_Directions for this task_. Give back the whole listing exactly as shown.

Dataset excerpt:

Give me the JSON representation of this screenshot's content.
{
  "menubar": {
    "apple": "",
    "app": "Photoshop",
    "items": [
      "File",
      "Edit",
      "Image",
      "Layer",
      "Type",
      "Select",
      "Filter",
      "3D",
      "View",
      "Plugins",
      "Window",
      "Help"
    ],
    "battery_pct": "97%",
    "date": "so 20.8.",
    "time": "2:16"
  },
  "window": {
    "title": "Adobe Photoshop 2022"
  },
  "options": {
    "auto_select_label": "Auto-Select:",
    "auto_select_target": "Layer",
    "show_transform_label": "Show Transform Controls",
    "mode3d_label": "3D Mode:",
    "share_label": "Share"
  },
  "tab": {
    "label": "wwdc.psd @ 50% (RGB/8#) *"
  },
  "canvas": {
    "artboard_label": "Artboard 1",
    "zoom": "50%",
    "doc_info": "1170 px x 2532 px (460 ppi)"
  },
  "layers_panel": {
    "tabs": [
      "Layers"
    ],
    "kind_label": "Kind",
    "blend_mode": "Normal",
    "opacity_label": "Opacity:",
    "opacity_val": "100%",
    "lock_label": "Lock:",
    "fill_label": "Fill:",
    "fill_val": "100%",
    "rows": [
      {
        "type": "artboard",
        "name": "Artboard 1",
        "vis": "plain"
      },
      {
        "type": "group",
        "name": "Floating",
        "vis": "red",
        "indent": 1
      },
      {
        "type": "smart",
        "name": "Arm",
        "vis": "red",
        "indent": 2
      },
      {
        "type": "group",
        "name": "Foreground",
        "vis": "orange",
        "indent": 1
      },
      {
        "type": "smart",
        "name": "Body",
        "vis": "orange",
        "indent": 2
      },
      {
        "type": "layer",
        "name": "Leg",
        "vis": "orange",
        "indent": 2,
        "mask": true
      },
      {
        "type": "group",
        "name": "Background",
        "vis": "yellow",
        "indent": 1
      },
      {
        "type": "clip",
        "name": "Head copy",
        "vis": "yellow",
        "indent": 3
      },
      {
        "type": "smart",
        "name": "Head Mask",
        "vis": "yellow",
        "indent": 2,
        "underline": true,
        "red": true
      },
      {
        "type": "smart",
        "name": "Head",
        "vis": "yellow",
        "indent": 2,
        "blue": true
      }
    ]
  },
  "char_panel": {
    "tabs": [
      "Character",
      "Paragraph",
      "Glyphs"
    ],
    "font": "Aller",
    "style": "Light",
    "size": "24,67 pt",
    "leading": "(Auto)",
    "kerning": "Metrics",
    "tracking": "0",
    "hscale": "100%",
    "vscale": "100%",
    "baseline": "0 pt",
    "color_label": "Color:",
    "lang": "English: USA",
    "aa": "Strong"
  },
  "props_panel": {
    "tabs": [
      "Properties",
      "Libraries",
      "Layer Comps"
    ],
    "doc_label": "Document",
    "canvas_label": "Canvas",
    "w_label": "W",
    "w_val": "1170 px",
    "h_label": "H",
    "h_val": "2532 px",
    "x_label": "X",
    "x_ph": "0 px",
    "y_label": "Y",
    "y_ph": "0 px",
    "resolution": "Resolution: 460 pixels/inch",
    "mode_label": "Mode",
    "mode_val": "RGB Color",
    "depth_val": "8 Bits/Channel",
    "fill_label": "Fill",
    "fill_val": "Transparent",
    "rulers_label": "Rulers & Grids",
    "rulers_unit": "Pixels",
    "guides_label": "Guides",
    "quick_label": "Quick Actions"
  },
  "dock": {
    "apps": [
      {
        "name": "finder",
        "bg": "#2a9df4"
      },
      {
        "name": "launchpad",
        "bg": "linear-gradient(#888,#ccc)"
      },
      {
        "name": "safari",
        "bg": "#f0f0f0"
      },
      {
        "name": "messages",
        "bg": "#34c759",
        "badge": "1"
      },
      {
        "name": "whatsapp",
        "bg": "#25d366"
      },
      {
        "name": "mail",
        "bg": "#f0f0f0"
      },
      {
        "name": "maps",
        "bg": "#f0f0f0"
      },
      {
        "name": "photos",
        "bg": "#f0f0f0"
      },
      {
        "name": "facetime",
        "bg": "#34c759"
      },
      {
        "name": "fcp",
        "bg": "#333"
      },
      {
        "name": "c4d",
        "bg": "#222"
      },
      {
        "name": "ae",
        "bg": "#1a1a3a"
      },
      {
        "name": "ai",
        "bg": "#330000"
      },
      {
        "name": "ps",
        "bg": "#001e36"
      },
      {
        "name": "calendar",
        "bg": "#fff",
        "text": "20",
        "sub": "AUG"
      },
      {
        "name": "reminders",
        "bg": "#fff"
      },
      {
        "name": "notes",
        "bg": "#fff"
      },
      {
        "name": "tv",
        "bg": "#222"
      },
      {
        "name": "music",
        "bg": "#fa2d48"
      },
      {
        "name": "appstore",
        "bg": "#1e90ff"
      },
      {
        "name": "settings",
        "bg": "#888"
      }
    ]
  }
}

_Task solution_.
Give me the JSON representation of this screenshot's content.
{
  "menubar": {
    "apple": "",
    "app": "Photoshop",
    "items": [
      "File",
      "Edit",
      "Image",
      "Layer",
      "Type",
      "Select",
      "Filter",
      "3D",
      "View",
      "Plugins",
      "Window",
      "Help"
    ],
    "battery_pct": "97%",
    "date": "so 20.8.",
    "time": "2:16"
  },
  "window": {
    "title": "Adobe Photoshop 2022"
  },
  "options": {
    "auto_select_label": "Auto-Select:",
    "auto_select_target": "Layer",
    "show_transform_label": "Show Transform Controls",
    "mode3d_label": "3D Mode:",
    "share_label": "Share"
  },
  "tab": {
    "label": "wwdc.psd @ 50% (RGB/8#) *"
  },
  "canvas": {
    "artboard_label": "Artboard 1",
    "zoom": "50%",
    "doc_info": "1170 px x 2532 px (460 ppi)"
  },
  "layers_panel": {
    "tabs": [
      "Layers"
    ],
    "kind_label": "Kind",
    "blend_mode": "Normal",
    "opacity_label": "Opacity:",
    "opacity_val": "100%",
    "lock_label": "Lock:",
    "fill_label": "Fill:",
    "fill_val": "100%",
    "rows": [
      {
        "type": "artboard",
        "name": "Artboard 1",
        "vis": "plain"
      },
      {
        "type": "group",
        "name": "Floating",
        "vis": "red",
        "indent": 1
      },
      {
        "type": "smart",
        "name": "Arm",
        "vis": "red",
        "indent": 2
      },
      {
        "type": "group",
        "name": "Foreground",
        "vis": "orange",
        "indent": 1
      },
      {
        "type": "smart",
        "name": "Body",
        "vis": "orange",
        "indent": 2
      },
      {
        "type": "layer",
        "name": "Leg",
        "vis": "orange",
        "indent": 2,
        "mask": true
      },
      {
        "type": "group",
        "name": "Background",
        "vis": "yellow",
        "indent": 1
      },
      {
        "type": "clip",
        "name": "Head copy",
        "vis": "yellow",
        "indent": 3
      },
      {
        "type": "smart",
        "name": "Head Mask",
        "vis": "yellow",
        "indent": 2,
        "underline": true,
        "red": true
      },
      {
        "type": "smart",
        "name": "Head",
        "vis": "yellow",
        "indent": 2,
        "blue": true
      }
    ]
  },
  "char_panel": {
    "tabs": [
      "Character",
      "Paragraph",
      "Glyphs"
    ],
    "font": "Aller",
    "style": "Light",
    "size": "24,67 pt",
    "leading": "(Auto)",
    "kerning": "Metrics",
    "tracking": "0",
    "hscale": "100%",
    "vscale": "100%",
    "baseline": "0 pt",
    "color_label": "Color:",
    "lang": "English: USA",
    "aa": "Strong"
  },
  "props_panel": {
    "tabs": [
      "Properties",
      "Libraries",
      "Layer Comps"
    ],
    "doc_label": "Document",
    "canvas_label": "Canvas",
    "w_label": "W",
    "w_val": "1170 px",
    "h_label": "H",
    "h_val": "2532 px",
    "x_label": "X",
    "x_ph": "0 px",
    "y_label": "Y",
    "y_ph": "0 px",
    "resolution": "Resolution: 460 pixels/inch",
    "mode_label": "Mode",
    "mode_val": "RGB Color",
    "depth_val": "8 Bits/Channel",
    "fill_label": "Fill",
    "fill_val": "Transparent",
    "rulers_label": "Rulers & Grids",
    "rulers_unit": "Pixels",
    "guides_label": "Guides",
    "quick_label": "Quick Actions"
  },
  "dock": {
    "apps": [
      {
        "name": "finder",
        "bg": "#2a9df4"
      },
      {
        "name": "launchpad",
        "bg": "linear-gradient(#888,#ccc)"
      },
      {
        "name": "safari",
        "bg": "#f0f0f0"
      },
      {
        "name": "messages",
        "bg": "#34c759",
        "badge": "1"
      },
      {
        "name": "whatsapp",
        "bg": "#25d366"
      },
      {
        "name": "mail",
        "bg": "#f0f0f0"
      },
      {
        "name": "maps",
        "bg": "#f0f0f0"
      },
      {
        "name": "photos",
        "bg": "#f0f0f0"
      },
      {
        "name": "facetime",
        "bg": "#34c759"
      },
      {
        "name": "fcp",
        "bg": "#333"
      },
      {
        "name": "c4d",
        "bg": "#222"
      },
      {
        "name": "ae",
        "bg": "#1a1a3a"
      },
      {
        "name": "ai",
        "bg": "#330000"
      },
      {
        "name": "ps",
        "bg": "#001e36"
      },
      {
        "name": "calendar",
        "bg": "#fff",
        "text": "20",
        "sub": "AUG"
      },
      {
        "name": "reminders",
        "bg": "#fff"
      },
      {
        "name": "notes",
        "bg": "#fff"
      },
      {
        "name": "tv",
        "bg": "#222"
      },
      {
        "name": "music",
        "bg": "#fa2d48"
      },
      {
        "name": "appstore",
        "bg": "#1e90ff"
      },
      {
        "name": "settings",
        "bg": "#888"
      }
    ]
  }
}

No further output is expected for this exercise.